Stored records:
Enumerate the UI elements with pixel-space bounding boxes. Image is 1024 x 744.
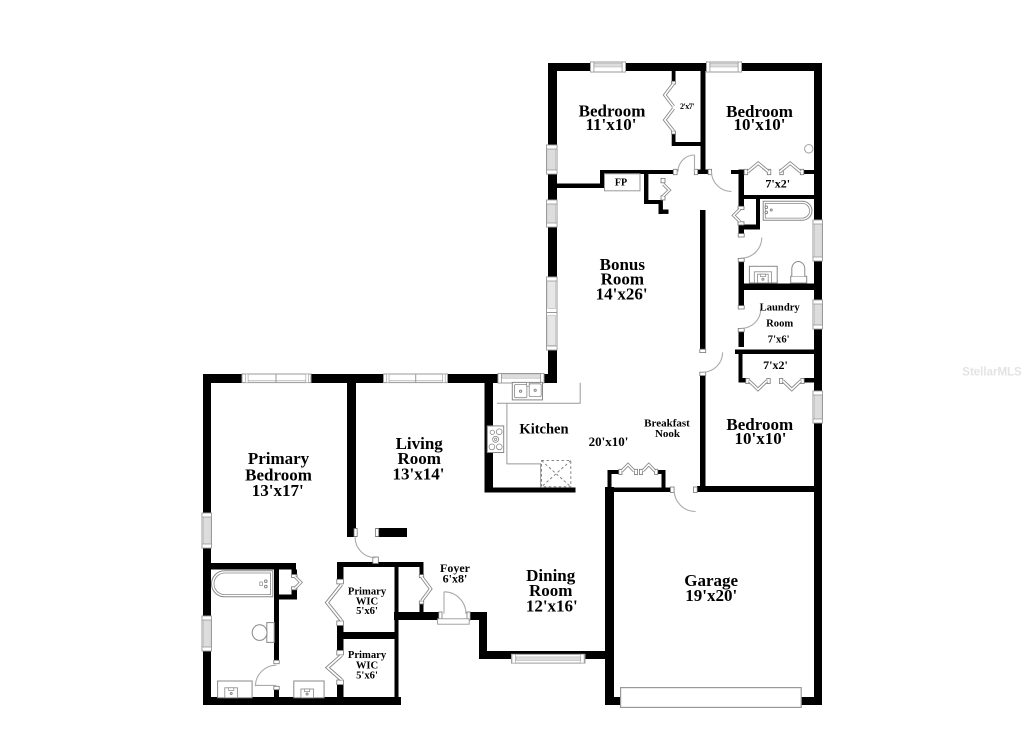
svg-text:7'x6': 7'x6' (768, 335, 790, 346)
svg-text:2'x7': 2'x7' (680, 102, 694, 111)
svg-text:5'x6': 5'x6' (356, 671, 378, 682)
svg-text:11'x10': 11'x10' (585, 115, 636, 134)
svg-text:13'x14': 13'x14' (393, 465, 445, 484)
svg-text:10'x10': 10'x10' (735, 429, 787, 448)
svg-text:5'x6': 5'x6' (356, 606, 378, 617)
svg-text:6'x8': 6'x8' (443, 572, 468, 586)
svg-text:StellarMLS: StellarMLS (962, 367, 1022, 379)
svg-text:12'x16': 12'x16' (526, 596, 578, 615)
svg-text:FP: FP (615, 178, 627, 189)
svg-text:10'x10': 10'x10' (734, 115, 786, 134)
svg-text:Room: Room (766, 319, 793, 330)
svg-text:19'x20': 19'x20' (685, 586, 737, 605)
svg-text:7'x2': 7'x2' (765, 177, 790, 191)
svg-text:7'x2': 7'x2' (763, 358, 788, 372)
svg-text:Laundry: Laundry (760, 302, 801, 313)
svg-text:14'x26': 14'x26' (596, 285, 648, 304)
svg-text:20'x10': 20'x10' (589, 434, 629, 449)
svg-text:Kitchen: Kitchen (519, 422, 568, 438)
svg-text:Nook: Nook (655, 428, 681, 440)
svg-text:13'x17': 13'x17' (252, 481, 304, 500)
svg-text:Primary: Primary (348, 650, 387, 661)
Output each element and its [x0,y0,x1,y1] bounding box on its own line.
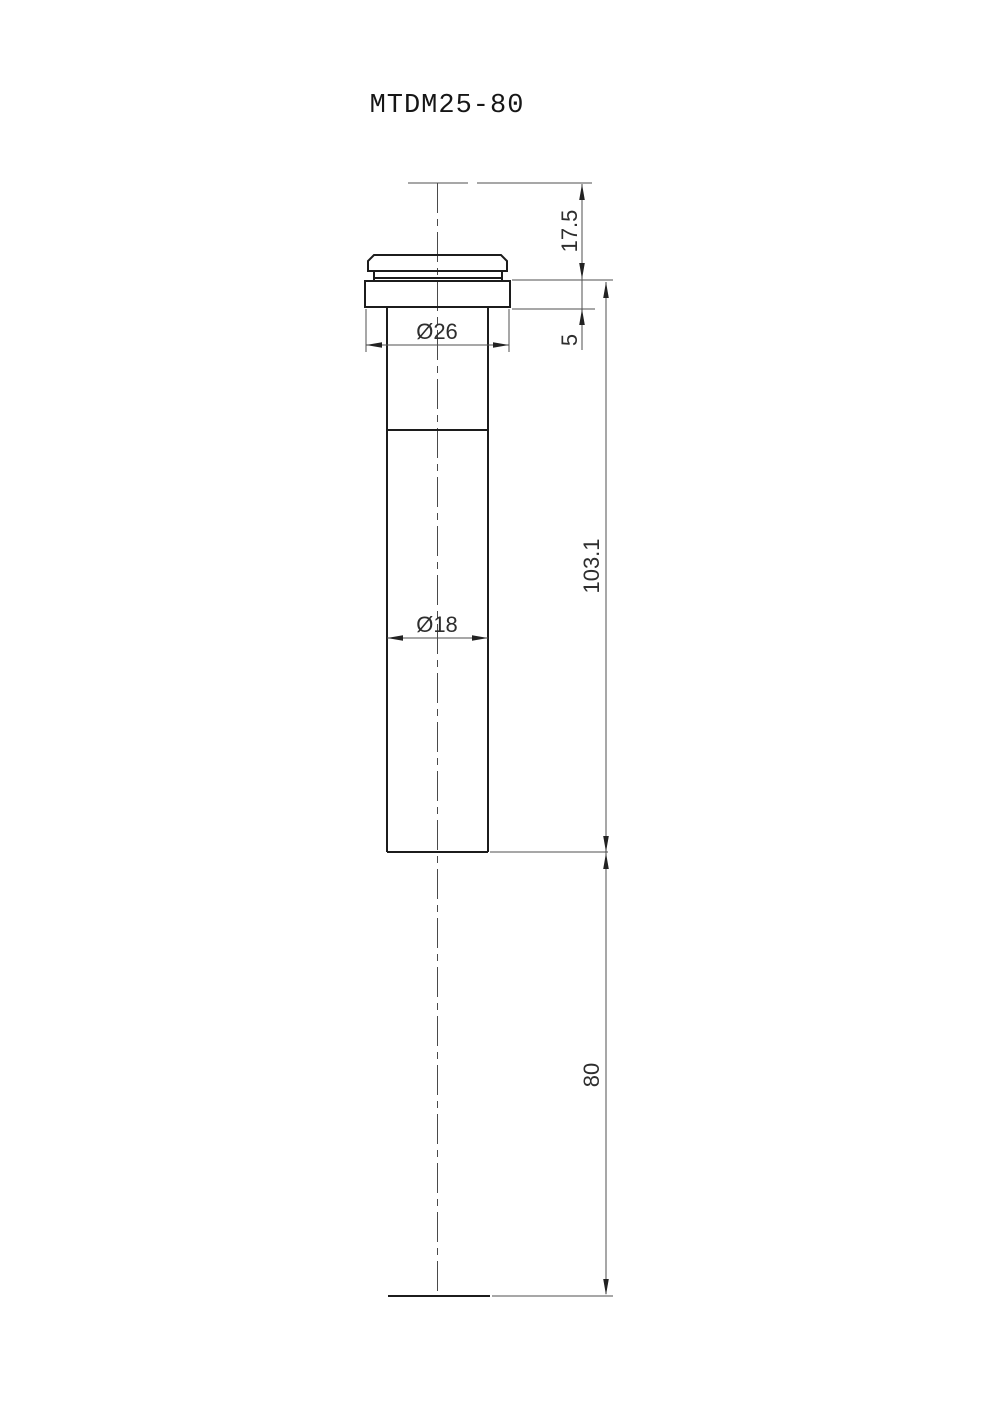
arrow-left-icon [387,635,403,641]
arrow-left-icon [366,342,382,348]
dim-label-flange-to-tip: 103.1 [579,538,604,593]
technical-drawing-canvas: MTDM25-80 [0,0,992,1403]
arrow-up-icon [603,853,609,869]
dim-label-protrusion: 80 [579,1063,604,1087]
extension-lines [366,280,613,1296]
dim-label-body-diameter: Ø18 [416,612,458,637]
arrow-right-icon [472,635,488,641]
dim-label-top-to-flange: 17.5 [557,210,582,253]
arrow-down-icon [603,1279,609,1295]
arrow-up-icon [603,282,609,298]
arrow-right-icon [493,342,509,348]
dimension-lines [366,184,606,1294]
drawing-title: MTDM25-80 [370,91,525,121]
arrow-down-icon [603,836,609,852]
arrow-up-icon [579,184,585,200]
dim-label-flange-diameter: Ø26 [416,319,458,344]
dim-label-flange-thickness: 5 [557,334,582,346]
arrow-down-icon [579,263,585,279]
arrow-up-icon [579,309,585,325]
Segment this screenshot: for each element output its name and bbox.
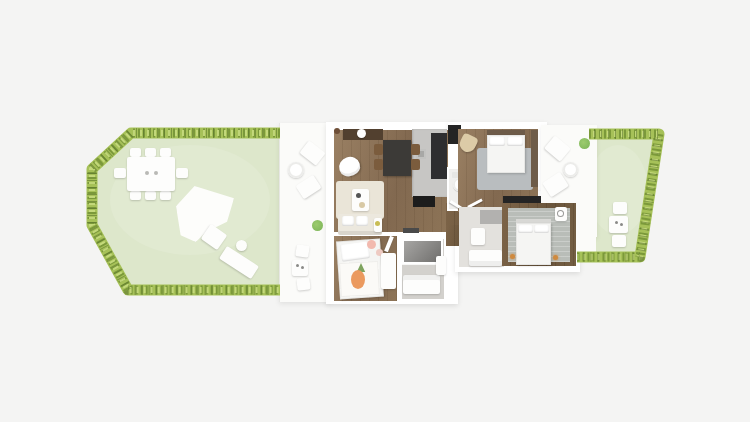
bath-vanity [403, 275, 440, 294]
kitchen-appliance-units [431, 133, 447, 179]
bistro-chair [296, 277, 310, 290]
garden-chair [145, 191, 156, 200]
round-side-table [288, 162, 304, 178]
garden-pouf [236, 240, 247, 251]
garden-table-decor [154, 171, 158, 175]
garden-table [609, 216, 628, 233]
decor-bowl [357, 129, 366, 138]
garden-chair [130, 191, 141, 200]
bistro-table-decor [301, 266, 304, 269]
pineapple-art [351, 270, 365, 289]
garden-table-decor [615, 221, 618, 224]
coffee-table-decor [359, 202, 365, 208]
threshold [403, 228, 419, 233]
dining-chair [411, 144, 420, 155]
garden-chair [160, 191, 171, 200]
round-side-table [563, 162, 578, 177]
garden-chair [613, 202, 627, 214]
dining-chair [374, 144, 383, 155]
garden-chair [160, 148, 171, 157]
bed-pillow [518, 225, 533, 233]
entry-doormat [480, 210, 502, 224]
garden-table-decor [620, 223, 623, 226]
bistro-table [292, 260, 308, 276]
decor-vase [334, 128, 340, 134]
wall-clock [557, 210, 564, 217]
sofa-cushion [356, 216, 368, 226]
garden-table-decor [145, 171, 149, 175]
garden-bistro-set [608, 202, 630, 248]
dining-table [383, 140, 411, 176]
bedside-lamp [510, 254, 515, 259]
bistro-table-decor [296, 264, 299, 267]
dining-chair [374, 159, 383, 170]
garden-dining-set [112, 146, 190, 202]
garden-chair [114, 168, 126, 178]
bedside-lamp [553, 255, 558, 260]
bed-pillow [534, 225, 549, 233]
side-table-decor [375, 221, 380, 226]
garden-table [127, 157, 175, 191]
garden-chair [130, 148, 141, 157]
bed-pillow [489, 137, 505, 146]
entry-cabinet [471, 228, 485, 245]
pouf-pink [367, 240, 376, 249]
floor-plan-scene [0, 0, 750, 422]
bath-cabinet [436, 256, 446, 275]
bedroom1-wardrobe [531, 130, 538, 187]
bistro-chair [295, 244, 310, 258]
dining-chair [411, 159, 420, 170]
garden-chair [145, 148, 156, 157]
garden-chair [612, 235, 626, 247]
potted-plant [312, 220, 323, 231]
bed-pillow [507, 137, 523, 146]
entry-wardrobe [469, 250, 502, 266]
garden-bench [219, 246, 259, 279]
potted-plant [579, 138, 590, 149]
sofa-cushion [342, 216, 354, 226]
garden-chair [176, 168, 188, 178]
kids-desk [381, 253, 396, 289]
kitchen-dark-mat [413, 196, 435, 207]
coffee-table-decor [356, 193, 361, 198]
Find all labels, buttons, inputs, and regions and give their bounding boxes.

- **EXERCISE**: Please lay out every line of the listing above as a JSON list of strings, one string per line, skipping blank lines and leaving the pictures out.

- **REPLY**:
[
  "Enumerate the UI elements with pixel-space bounding boxes. Image is 1024 x 744.",
  "svg-text:7'x6': 7'x6' (768, 335, 790, 346)",
  "svg-text:2'x7': 2'x7' (680, 102, 694, 111)",
  "svg-text:5'x6': 5'x6' (356, 671, 378, 682)",
  "svg-text:11'x10': 11'x10' (585, 115, 636, 134)",
  "svg-text:13'x14': 13'x14' (393, 465, 445, 484)",
  "svg-text:10'x10': 10'x10' (735, 429, 787, 448)",
  "svg-text:5'x6': 5'x6' (356, 606, 378, 617)",
  "svg-text:6'x8': 6'x8' (443, 572, 468, 586)",
  "svg-text:StellarMLS: StellarMLS (962, 367, 1022, 379)",
  "svg-text:12'x16': 12'x16' (526, 596, 578, 615)",
  "svg-text:FP: FP (615, 178, 627, 189)",
  "svg-text:10'x10': 10'x10' (734, 115, 786, 134)",
  "svg-text:Room: Room (766, 319, 793, 330)",
  "svg-text:19'x20': 19'x20' (685, 586, 737, 605)",
  "svg-text:7'x2': 7'x2' (765, 177, 790, 191)",
  "svg-text:7'x2': 7'x2' (763, 358, 788, 372)",
  "svg-text:Laundry: Laundry (760, 302, 801, 313)",
  "svg-text:14'x26': 14'x26' (596, 285, 648, 304)",
  "svg-text:20'x10': 20'x10' (589, 434, 629, 449)",
  "svg-text:Kitchen: Kitchen (519, 422, 568, 438)",
  "svg-text:Nook: Nook (655, 428, 681, 440)",
  "svg-text:13'x17': 13'x17' (252, 481, 304, 500)",
  "svg-text:Primary: Primary (348, 650, 387, 661)",
  "Output each element and its [x0,y0,x1,y1] bounding box on its own line.",
  "arrow-left-icon [387,635,403,641]",
  "arrow-left-icon [366,342,382,348]",
  "dim-label-flange-to-tip: 103.1 [579,538,604,593]",
  "technical-drawing-canvas: MTDM25-80 [0,0,992,1403]",
  "arrow-up-icon [603,853,609,869]",
  "dim-label-protrusion: 80 [579,1063,604,1087]",
  "extension-lines [366,280,613,1296]",
  "dim-label-body-diameter: Ø18 [416,612,458,637]",
  "arrow-right-icon [472,635,488,641]",
  "dim-label-top-to-flange: 17.5 [557,210,582,253]",
  "arrow-down-icon [603,1279,609,1295]",
  "arrow-up-icon [603,282,609,298]",
  "arrow-right-icon [493,342,509,348]",
  "dimension-lines [366,184,606,1294]",
  "drawing-title: MTDM25-80 [370,91,525,121]",
  "arrow-down-icon [603,836,609,852]",
  "arrow-up-icon [579,184,585,200]",
  "dim-label-flange-diameter: Ø26 [416,319,458,344]",
  "dim-label-flange-thickness: 5 [557,334,582,346]",
  "arrow-down-icon [579,263,585,279]",
  "arrow-up-icon [579,309,585,325]",
  "Segment this screenshot: for each element output its name and bbox.",
  "bath-vanity [403, 275, 440, 294]",
  "kitchen-appliance-units [431, 133, 447, 179]",
  "bistro-chair [296, 277, 310, 290]",
  "garden-chair [145, 191, 156, 200]",
  "round-side-table [288, 162, 304, 178]",
  "garden-pouf [236, 240, 247, 251]",
  "garden-table-decor [154, 171, 158, 175]",
  "garden-table [609, 216, 628, 233]",
  "decor-bowl [357, 129, 366, 138]",
  "garden-chair [130, 191, 141, 200]",
  "bistro-table-decor [301, 266, 304, 269]",
  "pineapple-art [351, 270, 365, 289]",
  "garden-table-decor [615, 221, 618, 224]",
  "coffee-table-decor [359, 202, 365, 208]",
  "threshold [403, 228, 419, 233]",
  "dining-chair [411, 144, 420, 155]",
  "garden-chair [160, 191, 171, 200]",
  "round-side-table [563, 162, 578, 177]",
  "garden-chair [613, 202, 627, 214]",
  "dining-chair [374, 144, 383, 155]",
  "garden-chair [160, 148, 171, 157]",
  "bed-pillow [518, 225, 533, 233]",
  "entry-doormat [480, 210, 502, 224]",
  "garden-table-decor [620, 223, 623, 226]",
  "bistro-table [292, 260, 308, 276]",
  "decor-vase [334, 128, 340, 134]",
  "wall-clock [557, 210, 564, 217]",
  "sofa-cushion [356, 216, 368, 226]",
  "garden-table-decor [145, 171, 149, 175]",
  "garden-bistro-set [608, 202, 630, 248]",
  "dining-table [383, 140, 411, 176]",
  "bedside-lamp [510, 254, 515, 259]",
  "bistro-table-decor [296, 264, 299, 267]",
  "dining-chair [374, 159, 383, 170]",
  "garden-dining-set [112, 146, 190, 202]",
  "garden-chair [114, 168, 126, 178]",
  "bedside-lamp [553, 255, 558, 260]",
  "bed-pillow [534, 225, 549, 233]",
  "side-table-decor [375, 221, 380, 226]",
  "garden-table [127, 157, 175, 191]",
  "garden-chair [130, 148, 141, 157]",
  "bed-pillow [489, 137, 505, 146]",
  "entry-cabinet [471, 228, 485, 245]",
  "pouf-pink [367, 240, 376, 249]",
  "floor-plan-scene [0, 0, 750, 422]",
  "bath-cabinet [436, 256, 446, 275]",
  "bedroom1-wardrobe [531, 130, 538, 187]",
  "bistro-chair [295, 244, 310, 258]",
  "dining-chair [411, 159, 420, 170]",
  "garden-chair [145, 148, 156, 157]",
  "garden-chair [612, 235, 626, 247]",
  "potted-plant [312, 220, 323, 231]",
  "bed-pillow [507, 137, 523, 146]",
  "entry-wardrobe [469, 250, 502, 266]",
  "garden-bench [219, 246, 259, 279]",
  "potted-plant [579, 138, 590, 149]",
  "sofa-cushion [342, 216, 354, 226]",
  "garden-chair [176, 168, 188, 178]",
  "kids-desk [381, 253, 396, 289]",
  "kitchen-dark-mat [413, 196, 435, 207]",
  "coffee-table-decor [356, 193, 361, 198]",
  "Find all labels, buttons, inputs, and regions and give their bounding boxes."
]